=== What is needed ===
The entries below are to be transcribed in full, without their images.

*-*-*

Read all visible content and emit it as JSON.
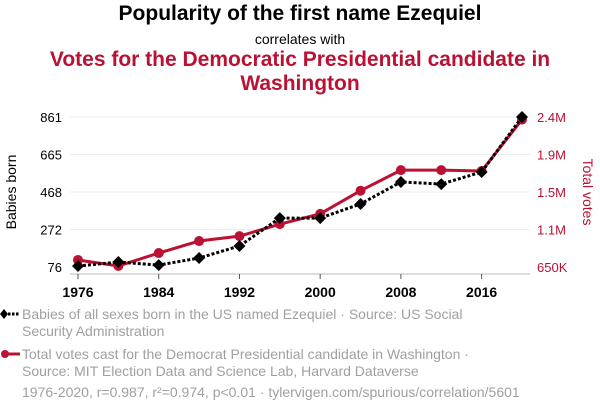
{
  "title": "Popularity of the first name Ezequiel",
  "subtitle": "correlates with",
  "title2": "Votes for the Democratic Presidential candidate in Washington",
  "legend": [
    {
      "label": "Babies of all sexes born in the US named Ezequiel · Source: US Social Security Administration",
      "color": "#000000",
      "marker": "diamond-dotted"
    },
    {
      "label": "Total votes cast for the Democrat Presidential candidate in Washington · Source: MIT Election Data and Science Lab, Harvard Dataverse",
      "color": "#bb1133",
      "marker": "circle-solid"
    }
  ],
  "footer": "1976-2020, r=0.987, r²=0.974, p<0.01 · tylervigen.com/spurious/correlation/5601",
  "chart_data": {
    "type": "line",
    "title": "Popularity of the first name Ezequiel correlates with Votes for the Democratic Presidential candidate in Washington",
    "x": [
      1976,
      1980,
      1984,
      1988,
      1992,
      1996,
      2000,
      2004,
      2008,
      2012,
      2016,
      2020
    ],
    "xticks": [
      "1976",
      "1984",
      "1992",
      "2000",
      "2008",
      "2016"
    ],
    "xlim": [
      1976,
      2020
    ],
    "grid": true,
    "legend_position": "bottom",
    "left_axis": {
      "label": "Babies born",
      "ticks": [
        "861",
        "665",
        "468",
        "272",
        "76"
      ],
      "ylim": [
        76,
        861
      ],
      "color": "#000000"
    },
    "right_axis": {
      "label": "Total votes",
      "ticks": [
        "2.4M",
        "1.9M",
        "1.5M",
        "1.1M",
        "650K"
      ],
      "ylim": [
        650000,
        2400000
      ],
      "color": "#bb1133"
    },
    "series": [
      {
        "name": "Babies of all sexes born in the US named Ezequiel",
        "axis": "left",
        "color": "#000000",
        "values": [
          81,
          102,
          86,
          123,
          186,
          332,
          332,
          406,
          521,
          510,
          573,
          861
        ]
      },
      {
        "name": "Total votes cast for the Democrat Presidential candidate in Washington",
        "axis": "right",
        "color": "#bb1133",
        "values": [
          732000,
          662000,
          813000,
          953000,
          1010000,
          1150000,
          1270000,
          1540000,
          1780000,
          1780000,
          1770000,
          2370000
        ]
      }
    ]
  }
}
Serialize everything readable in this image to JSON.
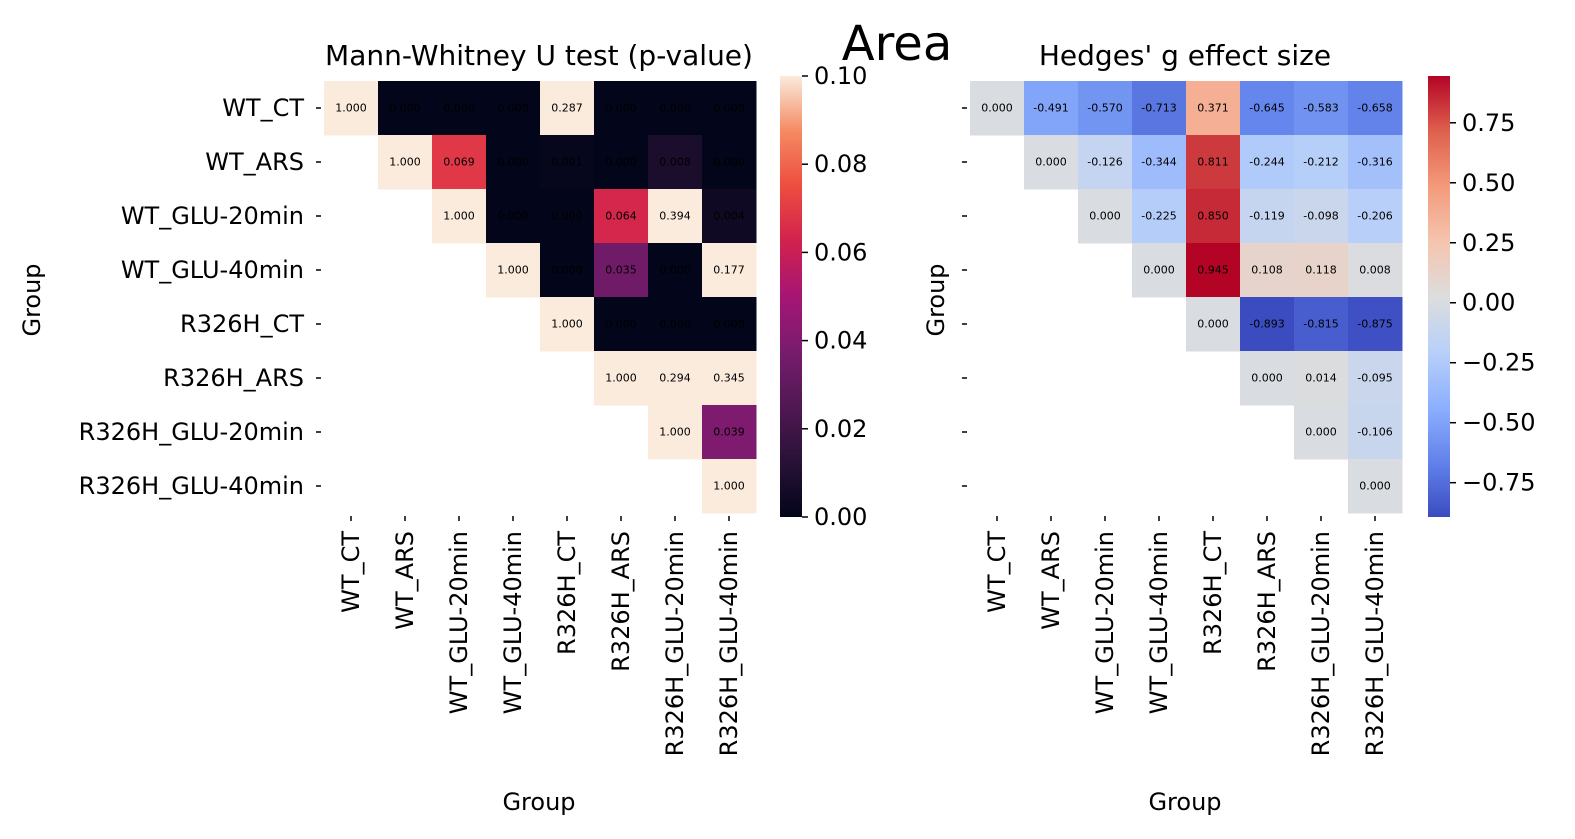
{
  "figure": {
    "suptitle": "Area"
  },
  "chart_data": [
    {
      "type": "heatmap",
      "title": "Mann-Whitney U test (p-value)",
      "xlabel": "Group",
      "ylabel": "Group",
      "categories": [
        "WT_CT",
        "WT_ARS",
        "WT_GLU-20min",
        "WT_GLU-40min",
        "R326H_CT",
        "R326H_ARS",
        "R326H_GLU-20min",
        "R326H_GLU-40min"
      ],
      "matrix": [
        [
          1.0,
          0.0,
          0.0,
          0.0,
          0.287,
          0.0,
          0.0,
          0.0
        ],
        [
          null,
          1.0,
          0.069,
          0.0,
          0.001,
          0.0,
          0.008,
          0.0
        ],
        [
          null,
          null,
          1.0,
          0.0,
          0.0,
          0.064,
          0.394,
          0.004
        ],
        [
          null,
          null,
          null,
          1.0,
          0.0,
          0.035,
          0.0,
          0.177
        ],
        [
          null,
          null,
          null,
          null,
          1.0,
          0.0,
          0.0,
          0.0
        ],
        [
          null,
          null,
          null,
          null,
          null,
          1.0,
          0.294,
          0.345
        ],
        [
          null,
          null,
          null,
          null,
          null,
          null,
          1.0,
          0.039
        ],
        [
          null,
          null,
          null,
          null,
          null,
          null,
          null,
          1.0
        ]
      ],
      "colormap": "rocket",
      "vmin": 0.0,
      "vmax": 0.1,
      "colorbar_ticks": [
        "0.00",
        "0.02",
        "0.04",
        "0.06",
        "0.08",
        "0.10"
      ]
    },
    {
      "type": "heatmap",
      "title": "Hedges' g effect size",
      "xlabel": "Group",
      "ylabel": "Group",
      "categories": [
        "WT_CT",
        "WT_ARS",
        "WT_GLU-20min",
        "WT_GLU-40min",
        "R326H_CT",
        "R326H_ARS",
        "R326H_GLU-20min",
        "R326H_GLU-40min"
      ],
      "matrix": [
        [
          0.0,
          -0.491,
          -0.57,
          -0.713,
          0.371,
          -0.645,
          -0.583,
          -0.658
        ],
        [
          null,
          0.0,
          -0.126,
          -0.344,
          0.811,
          -0.244,
          -0.212,
          -0.316
        ],
        [
          null,
          null,
          0.0,
          -0.225,
          0.85,
          -0.119,
          -0.098,
          -0.206
        ],
        [
          null,
          null,
          null,
          0.0,
          0.945,
          0.108,
          0.118,
          0.008
        ],
        [
          null,
          null,
          null,
          null,
          0.0,
          -0.893,
          -0.815,
          -0.875
        ],
        [
          null,
          null,
          null,
          null,
          null,
          0.0,
          0.014,
          -0.095
        ],
        [
          null,
          null,
          null,
          null,
          null,
          null,
          0.0,
          -0.106
        ],
        [
          null,
          null,
          null,
          null,
          null,
          null,
          null,
          0.0
        ]
      ],
      "colormap": "coolwarm",
      "vmin": -0.893,
      "vmax": 0.945,
      "colorbar_ticks": [
        "−0.75",
        "−0.50",
        "−0.25",
        "0.00",
        "0.25",
        "0.50",
        "0.75"
      ],
      "colorbar_tick_values": [
        -0.75,
        -0.5,
        -0.25,
        0.0,
        0.25,
        0.5,
        0.75
      ]
    }
  ]
}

*-*-*

=== Task result ===
Read all visible content and emit it as JSON.
{
  "title": "Popularity of the first name Ezequiel",
  "subtitle": "correlates with",
  "title2": "Votes for the Democratic Presidential candidate in Washington",
  "legend": [
    {
      "label": "Babies of all sexes born in the US named Ezequiel · Source: US Social Security Administration",
      "color": "#000000",
      "marker": "diamond-dotted"
    },
    {
      "label": "Total votes cast for the Democrat Presidential candidate in Washington · Source: MIT Election Data and Science Lab, Harvard Dataverse",
      "color": "#bb1133",
      "marker": "circle-solid"
    }
  ],
  "footer": "1976-2020, r=0.987, r²=0.974, p<0.01 · tylervigen.com/spurious/correlation/5601",
  "chart_data": {
    "type": "line",
    "title": "Popularity of the first name Ezequiel correlates with Votes for the Democratic Presidential candidate in Washington",
    "x": [
      1976,
      1980,
      1984,
      1988,
      1992,
      1996,
      2000,
      2004,
      2008,
      2012,
      2016,
      2020
    ],
    "xticks": [
      "1976",
      "1984",
      "1992",
      "2000",
      "2008",
      "2016"
    ],
    "xlim": [
      1976,
      2020
    ],
    "grid": true,
    "legend_position": "bottom",
    "left_axis": {
      "label": "Babies born",
      "ticks": [
        "861",
        "665",
        "468",
        "272",
        "76"
      ],
      "ylim": [
        76,
        861
      ],
      "color": "#000000"
    },
    "right_axis": {
      "label": "Total votes",
      "ticks": [
        "2.4M",
        "1.9M",
        "1.5M",
        "1.1M",
        "650K"
      ],
      "ylim": [
        650000,
        2400000
      ],
      "color": "#bb1133"
    },
    "series": [
      {
        "name": "Babies of all sexes born in the US named Ezequiel",
        "axis": "left",
        "color": "#000000",
        "values": [
          81,
          102,
          86,
          123,
          186,
          332,
          332,
          406,
          521,
          510,
          573,
          861
        ]
      },
      {
        "name": "Total votes cast for the Democrat Presidential candidate in Washington",
        "axis": "right",
        "color": "#bb1133",
        "values": [
          732000,
          662000,
          813000,
          953000,
          1010000,
          1150000,
          1270000,
          1540000,
          1780000,
          1780000,
          1770000,
          2370000
        ]
      }
    ]
  }
}
Serialize everything readable in this image to JSON.
{
  "figure": {
    "suptitle": "Area"
  },
  "chart_data": [
    {
      "type": "heatmap",
      "title": "Mann-Whitney U test (p-value)",
      "xlabel": "Group",
      "ylabel": "Group",
      "categories": [
        "WT_CT",
        "WT_ARS",
        "WT_GLU-20min",
        "WT_GLU-40min",
        "R326H_CT",
        "R326H_ARS",
        "R326H_GLU-20min",
        "R326H_GLU-40min"
      ],
      "matrix": [
        [
          1.0,
          0.0,
          0.0,
          0.0,
          0.287,
          0.0,
          0.0,
          0.0
        ],
        [
          null,
          1.0,
          0.069,
          0.0,
          0.001,
          0.0,
          0.008,
          0.0
        ],
        [
          null,
          null,
          1.0,
          0.0,
          0.0,
          0.064,
          0.394,
          0.004
        ],
        [
          null,
          null,
          null,
          1.0,
          0.0,
          0.035,
          0.0,
          0.177
        ],
        [
          null,
          null,
          null,
          null,
          1.0,
          0.0,
          0.0,
          0.0
        ],
        [
          null,
          null,
          null,
          null,
          null,
          1.0,
          0.294,
          0.345
        ],
        [
          null,
          null,
          null,
          null,
          null,
          null,
          1.0,
          0.039
        ],
        [
          null,
          null,
          null,
          null,
          null,
          null,
          null,
          1.0
        ]
      ],
      "colormap": "rocket",
      "vmin": 0.0,
      "vmax": 0.1,
      "colorbar_ticks": [
        "0.00",
        "0.02",
        "0.04",
        "0.06",
        "0.08",
        "0.10"
      ]
    },
    {
      "type": "heatmap",
      "title": "Hedges' g effect size",
      "xlabel": "Group",
      "ylabel": "Group",
      "categories": [
        "WT_CT",
        "WT_ARS",
        "WT_GLU-20min",
        "WT_GLU-40min",
        "R326H_CT",
        "R326H_ARS",
        "R326H_GLU-20min",
        "R326H_GLU-40min"
      ],
      "matrix": [
        [
          0.0,
          -0.491,
          -0.57,
          -0.713,
          0.371,
          -0.645,
          -0.583,
          -0.658
        ],
        [
          null,
          0.0,
          -0.126,
          -0.344,
          0.811,
          -0.244,
          -0.212,
          -0.316
        ],
        [
          null,
          null,
          0.0,
          -0.225,
          0.85,
          -0.119,
          -0.098,
          -0.206
        ],
        [
          null,
          null,
          null,
          0.0,
          0.945,
          0.108,
          0.118,
          0.008
        ],
        [
          null,
          null,
          null,
          null,
          0.0,
          -0.893,
          -0.815,
          -0.875
        ],
        [
          null,
          null,
          null,
          null,
          null,
          0.0,
          0.014,
          -0.095
        ],
        [
          null,
          null,
          null,
          null,
          null,
          null,
          0.0,
          -0.106
        ],
        [
          null,
          null,
          null,
          null,
          null,
          null,
          null,
          0.0
        ]
      ],
      "colormap": "coolwarm",
      "vmin": -0.893,
      "vmax": 0.945,
      "colorbar_ticks": [
        "−0.75",
        "−0.50",
        "−0.25",
        "0.00",
        "0.25",
        "0.50",
        "0.75"
      ],
      "colorbar_tick_values": [
        -0.75,
        -0.5,
        -0.25,
        0.0,
        0.25,
        0.5,
        0.75
      ]
    }
  ]
}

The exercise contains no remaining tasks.